-- start --

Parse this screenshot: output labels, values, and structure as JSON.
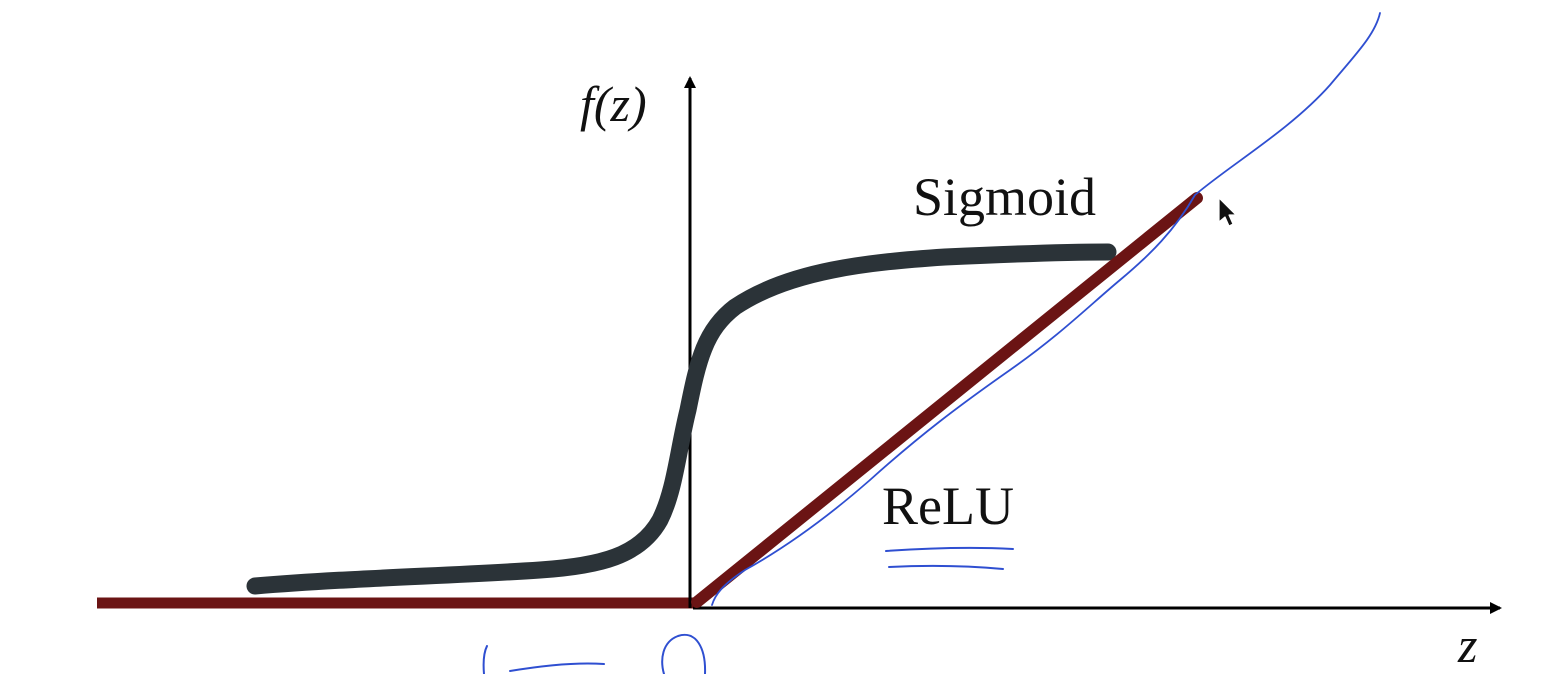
{
  "axes": {
    "y_label": "f(z)",
    "x_label": "z",
    "color": "#000000"
  },
  "curves": {
    "sigmoid": {
      "label": "Sigmoid",
      "color": "#2b3338"
    },
    "relu": {
      "label": "ReLU",
      "color": "#6b1414"
    }
  },
  "annotations": {
    "ink_color": "#2f4fd1",
    "cursor_icon": "mouse-pointer-icon"
  }
}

-- end --

*Exercise details*: Copy out each line exactly, without the pictures.

*Exercise output*:
Parse this screenshot: output labels, values, and structure as JSON.
{
  "axes": {
    "y_label": "f(z)",
    "x_label": "z",
    "color": "#000000"
  },
  "curves": {
    "sigmoid": {
      "label": "Sigmoid",
      "color": "#2b3338"
    },
    "relu": {
      "label": "ReLU",
      "color": "#6b1414"
    }
  },
  "annotations": {
    "ink_color": "#2f4fd1",
    "cursor_icon": "mouse-pointer-icon"
  }
}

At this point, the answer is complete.